Data for the task =>
* * * *
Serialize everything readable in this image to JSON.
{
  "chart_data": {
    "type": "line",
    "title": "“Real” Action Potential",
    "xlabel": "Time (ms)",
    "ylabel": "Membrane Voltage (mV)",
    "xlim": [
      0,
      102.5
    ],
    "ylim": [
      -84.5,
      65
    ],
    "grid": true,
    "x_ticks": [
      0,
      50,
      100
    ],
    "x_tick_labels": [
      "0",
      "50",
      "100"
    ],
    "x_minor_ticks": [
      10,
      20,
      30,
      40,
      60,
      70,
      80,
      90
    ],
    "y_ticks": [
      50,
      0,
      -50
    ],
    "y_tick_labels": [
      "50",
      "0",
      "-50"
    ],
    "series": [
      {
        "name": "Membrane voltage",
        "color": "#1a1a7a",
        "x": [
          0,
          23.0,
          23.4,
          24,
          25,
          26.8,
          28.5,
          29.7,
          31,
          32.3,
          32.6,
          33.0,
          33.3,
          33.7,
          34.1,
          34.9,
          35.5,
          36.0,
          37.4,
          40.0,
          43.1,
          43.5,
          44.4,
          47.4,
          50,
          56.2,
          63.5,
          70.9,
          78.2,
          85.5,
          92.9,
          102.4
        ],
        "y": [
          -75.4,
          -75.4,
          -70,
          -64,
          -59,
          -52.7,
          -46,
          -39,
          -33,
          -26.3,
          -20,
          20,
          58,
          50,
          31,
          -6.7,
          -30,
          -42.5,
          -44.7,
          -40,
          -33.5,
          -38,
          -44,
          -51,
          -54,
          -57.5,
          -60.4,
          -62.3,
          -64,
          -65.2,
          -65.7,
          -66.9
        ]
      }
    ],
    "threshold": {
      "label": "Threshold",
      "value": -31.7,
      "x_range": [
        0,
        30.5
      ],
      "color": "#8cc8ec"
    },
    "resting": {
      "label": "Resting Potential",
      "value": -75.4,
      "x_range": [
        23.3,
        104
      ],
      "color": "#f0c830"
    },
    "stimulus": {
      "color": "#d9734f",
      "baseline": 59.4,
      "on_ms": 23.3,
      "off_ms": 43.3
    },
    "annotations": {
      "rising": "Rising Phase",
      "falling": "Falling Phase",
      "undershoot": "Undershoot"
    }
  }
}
* * * *
Short task =>
Copy each entry exactly, with nothing added or dropped.

Correct result =>
Serialize everything readable in this image to JSON.
{
  "chart_data": {
    "type": "line",
    "title": "“Real” Action Potential",
    "xlabel": "Time (ms)",
    "ylabel": "Membrane Voltage (mV)",
    "xlim": [
      0,
      102.5
    ],
    "ylim": [
      -84.5,
      65
    ],
    "grid": true,
    "x_ticks": [
      0,
      50,
      100
    ],
    "x_tick_labels": [
      "0",
      "50",
      "100"
    ],
    "x_minor_ticks": [
      10,
      20,
      30,
      40,
      60,
      70,
      80,
      90
    ],
    "y_ticks": [
      50,
      0,
      -50
    ],
    "y_tick_labels": [
      "50",
      "0",
      "-50"
    ],
    "series": [
      {
        "name": "Membrane voltage",
        "color": "#1a1a7a",
        "x": [
          0,
          23.0,
          23.4,
          24,
          25,
          26.8,
          28.5,
          29.7,
          31,
          32.3,
          32.6,
          33.0,
          33.3,
          33.7,
          34.1,
          34.9,
          35.5,
          36.0,
          37.4,
          40.0,
          43.1,
          43.5,
          44.4,
          47.4,
          50,
          56.2,
          63.5,
          70.9,
          78.2,
          85.5,
          92.9,
          102.4
        ],
        "y": [
          -75.4,
          -75.4,
          -70,
          -64,
          -59,
          -52.7,
          -46,
          -39,
          -33,
          -26.3,
          -20,
          20,
          58,
          50,
          31,
          -6.7,
          -30,
          -42.5,
          -44.7,
          -40,
          -33.5,
          -38,
          -44,
          -51,
          -54,
          -57.5,
          -60.4,
          -62.3,
          -64,
          -65.2,
          -65.7,
          -66.9
        ]
      }
    ],
    "threshold": {
      "label": "Threshold",
      "value": -31.7,
      "x_range": [
        0,
        30.5
      ],
      "color": "#8cc8ec"
    },
    "resting": {
      "label": "Resting Potential",
      "value": -75.4,
      "x_range": [
        23.3,
        104
      ],
      "color": "#f0c830"
    },
    "stimulus": {
      "color": "#d9734f",
      "baseline": 59.4,
      "on_ms": 23.3,
      "off_ms": 43.3
    },
    "annotations": {
      "rising": "Rising Phase",
      "falling": "Falling Phase",
      "undershoot": "Undershoot"
    }
  }
}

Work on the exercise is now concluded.